Re: Preview of changes: scope, function and variable references
Posted: 07 Apr 2021, 03:12
@QiuDao The proper way to use quote tags is to include what the other person said inside the tags, and write your own question outside the tags. Your use of the quote tags is very confusing, and your phrasing does not help (I presume they are your words, as they are not mine).
Use whatever approach you want, but value.methodname will not return the method/function if there is also a getter.
Given the following, I might remove GetMethod:
Use whatever approach you want, but value.methodname will not return the method/function if there is also a getter.
Code: Select all
class value {
static methodname => 'nope!'
static methodname() => 'return value'
}
MsgBox value.methodname ; nope!
MsgBox value.GetMethod('methodname').Name ; value.methodname
MsgBox value.GetMethod('methodname')(value) ; return value
MsgBox (value.methodname)(value) ; Error (can't call string)
The method definition below creates a property of the same type as target.DefineProp('Method', {call: funcObj}). By default, target.Method returns funcObj and attempting to assign to target.Method throws an error. These defaults can be overridden by defining a property or calling DefineProp.
Source: Objects - Definition & Usage | AutoHotkey v2
If any one of the accessor functions is omitted, behavior is inherited from a base object.Source: Object - Methods & Properties | AutoHotkey v2
- An inherited value property is equivalent to a set of accessor functions which return or call the value, or store a new value in this. Note that a new value would overwrite any dynamic property in this itself, and override any inherited accessor functions.
- If no Set or value is defined or inherited, attempting to set the property will throw an exception.
- If no Call is defined or inherited, Get may be called to retrieve a function object, which is then called.
- If no Get is defined or inherited but there is a Call accessor function, the function itself becomes the property's value (read-only).
Given the following, I might remove GetMethod:
- GetMethod can't handle all ways of defining a method.
- value.methodname is more convenient.
- value.methodname works in the common cases.
- value.methodname is more consistent with functionname and value.methodname().
☆ ☆ ☆ ☆ ☆
Write out the forum post on AutoHotkey method references word for word, starting at "- If no Get" and ending at "the common cases.".

STORED DATA
☆ ☆ ☆ ☆ ☆
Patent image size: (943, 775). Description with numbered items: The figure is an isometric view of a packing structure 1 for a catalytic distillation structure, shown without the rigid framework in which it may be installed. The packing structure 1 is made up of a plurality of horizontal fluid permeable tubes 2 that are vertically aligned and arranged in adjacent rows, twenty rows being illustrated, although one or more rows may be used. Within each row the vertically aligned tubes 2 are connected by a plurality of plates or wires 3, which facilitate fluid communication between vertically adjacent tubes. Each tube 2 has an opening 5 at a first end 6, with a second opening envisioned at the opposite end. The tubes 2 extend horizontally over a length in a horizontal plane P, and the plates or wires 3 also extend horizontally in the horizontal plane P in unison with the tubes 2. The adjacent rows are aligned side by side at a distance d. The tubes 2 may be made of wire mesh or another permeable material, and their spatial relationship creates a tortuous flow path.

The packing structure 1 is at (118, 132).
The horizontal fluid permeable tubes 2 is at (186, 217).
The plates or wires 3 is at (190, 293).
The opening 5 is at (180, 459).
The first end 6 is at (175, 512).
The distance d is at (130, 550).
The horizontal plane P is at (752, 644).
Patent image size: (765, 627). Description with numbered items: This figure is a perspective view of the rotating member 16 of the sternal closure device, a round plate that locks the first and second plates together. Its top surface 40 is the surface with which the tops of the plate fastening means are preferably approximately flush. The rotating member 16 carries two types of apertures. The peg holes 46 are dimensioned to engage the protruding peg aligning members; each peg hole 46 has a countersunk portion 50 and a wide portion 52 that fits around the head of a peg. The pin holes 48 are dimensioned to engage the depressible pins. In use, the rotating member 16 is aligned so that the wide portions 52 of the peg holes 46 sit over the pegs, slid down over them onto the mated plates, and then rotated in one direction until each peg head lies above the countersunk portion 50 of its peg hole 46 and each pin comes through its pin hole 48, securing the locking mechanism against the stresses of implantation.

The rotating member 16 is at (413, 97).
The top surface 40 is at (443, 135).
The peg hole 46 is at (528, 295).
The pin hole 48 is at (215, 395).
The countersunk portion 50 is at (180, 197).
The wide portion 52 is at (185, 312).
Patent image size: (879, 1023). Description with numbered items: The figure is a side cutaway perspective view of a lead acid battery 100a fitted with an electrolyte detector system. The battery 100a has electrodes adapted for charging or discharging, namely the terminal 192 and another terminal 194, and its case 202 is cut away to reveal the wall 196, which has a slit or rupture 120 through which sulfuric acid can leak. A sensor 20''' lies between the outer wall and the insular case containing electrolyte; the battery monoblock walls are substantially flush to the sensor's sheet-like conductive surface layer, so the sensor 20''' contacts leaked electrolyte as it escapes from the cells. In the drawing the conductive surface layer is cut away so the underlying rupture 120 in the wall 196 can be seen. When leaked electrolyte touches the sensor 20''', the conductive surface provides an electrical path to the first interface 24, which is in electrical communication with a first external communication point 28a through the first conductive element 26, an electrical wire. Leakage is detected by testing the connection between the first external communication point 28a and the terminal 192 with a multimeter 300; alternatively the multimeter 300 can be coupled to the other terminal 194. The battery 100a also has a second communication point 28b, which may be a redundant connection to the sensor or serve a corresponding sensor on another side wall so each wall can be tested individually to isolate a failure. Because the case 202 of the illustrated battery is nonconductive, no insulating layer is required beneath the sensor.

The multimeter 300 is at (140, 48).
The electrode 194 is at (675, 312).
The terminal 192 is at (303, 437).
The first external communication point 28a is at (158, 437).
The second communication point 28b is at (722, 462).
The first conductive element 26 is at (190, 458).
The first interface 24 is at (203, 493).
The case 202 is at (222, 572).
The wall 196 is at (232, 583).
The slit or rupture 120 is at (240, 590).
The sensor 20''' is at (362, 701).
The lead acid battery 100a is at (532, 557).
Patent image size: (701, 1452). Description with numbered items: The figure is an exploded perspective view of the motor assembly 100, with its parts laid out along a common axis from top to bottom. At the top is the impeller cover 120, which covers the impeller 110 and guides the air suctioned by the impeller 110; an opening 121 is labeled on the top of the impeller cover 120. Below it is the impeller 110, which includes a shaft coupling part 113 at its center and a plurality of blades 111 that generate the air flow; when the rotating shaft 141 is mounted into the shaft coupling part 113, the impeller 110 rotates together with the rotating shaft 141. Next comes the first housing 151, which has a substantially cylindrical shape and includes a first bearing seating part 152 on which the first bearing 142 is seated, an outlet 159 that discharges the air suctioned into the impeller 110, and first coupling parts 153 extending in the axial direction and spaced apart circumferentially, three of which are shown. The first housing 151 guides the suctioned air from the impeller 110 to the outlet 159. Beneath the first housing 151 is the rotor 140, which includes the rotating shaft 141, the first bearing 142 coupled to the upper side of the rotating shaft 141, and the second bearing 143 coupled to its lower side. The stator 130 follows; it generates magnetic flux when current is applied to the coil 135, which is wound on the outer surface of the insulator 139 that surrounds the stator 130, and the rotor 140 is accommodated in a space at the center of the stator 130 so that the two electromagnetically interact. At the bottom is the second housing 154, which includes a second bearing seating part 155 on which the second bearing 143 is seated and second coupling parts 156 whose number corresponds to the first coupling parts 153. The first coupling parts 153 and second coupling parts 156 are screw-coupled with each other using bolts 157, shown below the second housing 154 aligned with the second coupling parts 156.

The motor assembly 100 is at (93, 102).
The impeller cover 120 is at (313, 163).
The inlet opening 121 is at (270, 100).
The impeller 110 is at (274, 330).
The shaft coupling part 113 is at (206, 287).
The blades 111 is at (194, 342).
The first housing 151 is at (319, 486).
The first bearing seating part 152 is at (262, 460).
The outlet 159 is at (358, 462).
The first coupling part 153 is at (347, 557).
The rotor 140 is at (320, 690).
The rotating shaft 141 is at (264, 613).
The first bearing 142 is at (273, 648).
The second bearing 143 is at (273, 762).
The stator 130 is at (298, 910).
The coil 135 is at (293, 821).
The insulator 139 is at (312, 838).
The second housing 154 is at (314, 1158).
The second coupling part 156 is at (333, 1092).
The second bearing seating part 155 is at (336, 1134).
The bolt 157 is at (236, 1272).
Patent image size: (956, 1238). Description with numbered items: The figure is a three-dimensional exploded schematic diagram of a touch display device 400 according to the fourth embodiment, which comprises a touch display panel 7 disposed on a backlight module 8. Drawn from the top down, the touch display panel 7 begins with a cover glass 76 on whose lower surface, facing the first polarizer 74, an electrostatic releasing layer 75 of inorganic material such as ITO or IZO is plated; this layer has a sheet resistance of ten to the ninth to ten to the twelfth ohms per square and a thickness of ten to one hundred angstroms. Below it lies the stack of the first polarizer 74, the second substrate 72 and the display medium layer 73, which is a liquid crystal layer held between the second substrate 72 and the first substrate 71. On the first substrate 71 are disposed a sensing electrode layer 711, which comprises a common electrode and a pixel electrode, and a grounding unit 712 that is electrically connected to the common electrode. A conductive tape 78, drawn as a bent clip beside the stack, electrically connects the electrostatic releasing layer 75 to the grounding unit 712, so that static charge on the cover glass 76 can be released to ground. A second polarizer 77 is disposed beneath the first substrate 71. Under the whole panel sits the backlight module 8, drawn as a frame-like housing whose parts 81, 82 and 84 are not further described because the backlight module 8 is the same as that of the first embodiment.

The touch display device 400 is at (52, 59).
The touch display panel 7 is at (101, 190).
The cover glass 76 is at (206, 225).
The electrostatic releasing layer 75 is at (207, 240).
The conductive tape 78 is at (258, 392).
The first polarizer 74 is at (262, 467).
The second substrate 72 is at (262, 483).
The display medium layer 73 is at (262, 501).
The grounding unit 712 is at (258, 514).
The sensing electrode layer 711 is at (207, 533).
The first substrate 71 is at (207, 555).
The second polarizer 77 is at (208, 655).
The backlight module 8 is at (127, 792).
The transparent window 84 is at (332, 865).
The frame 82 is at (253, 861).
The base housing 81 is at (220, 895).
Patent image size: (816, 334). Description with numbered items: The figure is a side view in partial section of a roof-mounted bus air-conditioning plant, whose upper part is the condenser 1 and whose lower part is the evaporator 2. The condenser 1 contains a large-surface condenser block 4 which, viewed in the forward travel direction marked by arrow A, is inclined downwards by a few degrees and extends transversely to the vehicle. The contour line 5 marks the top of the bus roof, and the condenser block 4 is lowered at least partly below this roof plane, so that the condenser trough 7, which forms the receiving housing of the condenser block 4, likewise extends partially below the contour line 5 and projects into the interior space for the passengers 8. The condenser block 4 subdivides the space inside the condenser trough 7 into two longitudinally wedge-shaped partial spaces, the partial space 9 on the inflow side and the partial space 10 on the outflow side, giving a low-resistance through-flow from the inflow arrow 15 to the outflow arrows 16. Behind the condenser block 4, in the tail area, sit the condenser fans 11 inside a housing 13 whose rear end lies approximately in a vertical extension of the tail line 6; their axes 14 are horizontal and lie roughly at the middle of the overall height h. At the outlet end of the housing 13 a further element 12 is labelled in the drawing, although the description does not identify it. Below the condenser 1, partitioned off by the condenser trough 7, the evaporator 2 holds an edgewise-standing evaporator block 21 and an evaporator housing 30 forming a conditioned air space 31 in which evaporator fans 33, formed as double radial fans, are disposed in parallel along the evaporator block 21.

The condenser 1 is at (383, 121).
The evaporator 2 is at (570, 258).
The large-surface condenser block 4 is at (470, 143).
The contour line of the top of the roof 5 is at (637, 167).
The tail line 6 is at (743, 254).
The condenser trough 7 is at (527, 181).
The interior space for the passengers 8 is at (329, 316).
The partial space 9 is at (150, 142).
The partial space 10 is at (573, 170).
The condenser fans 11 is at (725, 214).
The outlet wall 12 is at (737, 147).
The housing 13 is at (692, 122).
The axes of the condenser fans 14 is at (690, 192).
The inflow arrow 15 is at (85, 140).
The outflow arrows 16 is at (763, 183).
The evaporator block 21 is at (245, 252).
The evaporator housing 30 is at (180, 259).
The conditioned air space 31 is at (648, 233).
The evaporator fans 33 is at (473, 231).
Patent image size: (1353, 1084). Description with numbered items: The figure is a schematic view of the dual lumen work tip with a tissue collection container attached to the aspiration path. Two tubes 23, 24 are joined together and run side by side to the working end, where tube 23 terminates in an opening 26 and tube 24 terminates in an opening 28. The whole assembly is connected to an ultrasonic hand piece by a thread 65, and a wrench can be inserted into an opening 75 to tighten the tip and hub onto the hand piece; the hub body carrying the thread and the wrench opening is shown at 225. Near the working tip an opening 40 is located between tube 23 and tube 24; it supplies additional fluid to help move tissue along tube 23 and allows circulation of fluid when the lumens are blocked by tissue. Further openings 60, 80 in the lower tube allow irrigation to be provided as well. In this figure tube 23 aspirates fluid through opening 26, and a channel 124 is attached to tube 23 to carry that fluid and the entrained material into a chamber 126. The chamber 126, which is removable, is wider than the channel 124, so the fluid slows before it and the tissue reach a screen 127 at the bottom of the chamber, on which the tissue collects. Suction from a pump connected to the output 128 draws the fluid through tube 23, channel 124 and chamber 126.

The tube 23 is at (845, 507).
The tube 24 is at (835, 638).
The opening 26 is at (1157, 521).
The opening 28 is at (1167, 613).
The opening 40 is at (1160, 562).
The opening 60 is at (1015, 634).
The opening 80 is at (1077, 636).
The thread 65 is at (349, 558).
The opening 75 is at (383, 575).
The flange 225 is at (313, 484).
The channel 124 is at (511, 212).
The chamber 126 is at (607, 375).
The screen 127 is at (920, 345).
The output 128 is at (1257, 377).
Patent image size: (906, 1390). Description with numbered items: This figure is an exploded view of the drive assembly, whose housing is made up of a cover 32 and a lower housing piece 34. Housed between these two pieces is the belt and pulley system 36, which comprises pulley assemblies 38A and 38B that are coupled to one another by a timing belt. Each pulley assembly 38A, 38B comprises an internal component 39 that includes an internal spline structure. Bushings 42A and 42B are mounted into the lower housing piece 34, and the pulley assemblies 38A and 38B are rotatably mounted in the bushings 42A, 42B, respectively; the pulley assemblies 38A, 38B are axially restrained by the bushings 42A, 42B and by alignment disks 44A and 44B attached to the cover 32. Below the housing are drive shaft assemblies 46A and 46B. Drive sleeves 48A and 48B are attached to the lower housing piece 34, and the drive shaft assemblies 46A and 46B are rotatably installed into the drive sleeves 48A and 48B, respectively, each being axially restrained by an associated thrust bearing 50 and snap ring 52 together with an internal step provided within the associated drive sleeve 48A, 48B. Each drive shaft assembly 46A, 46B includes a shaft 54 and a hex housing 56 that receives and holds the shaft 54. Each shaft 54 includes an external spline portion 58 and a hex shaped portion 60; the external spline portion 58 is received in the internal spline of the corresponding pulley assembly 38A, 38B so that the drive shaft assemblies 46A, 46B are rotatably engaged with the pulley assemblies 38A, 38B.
☆ ☆ ☆ ☆ ☆
REPLY
- If no Get is defined or inherited but there is a Call accessor function, the function itself becomes the property's value (read-only).
Given the following, I might remove GetMethod:
- GetMethod can't handle all ways of defining a method.
- value.methodname is more convenient.
- value.methodname works in the common cases.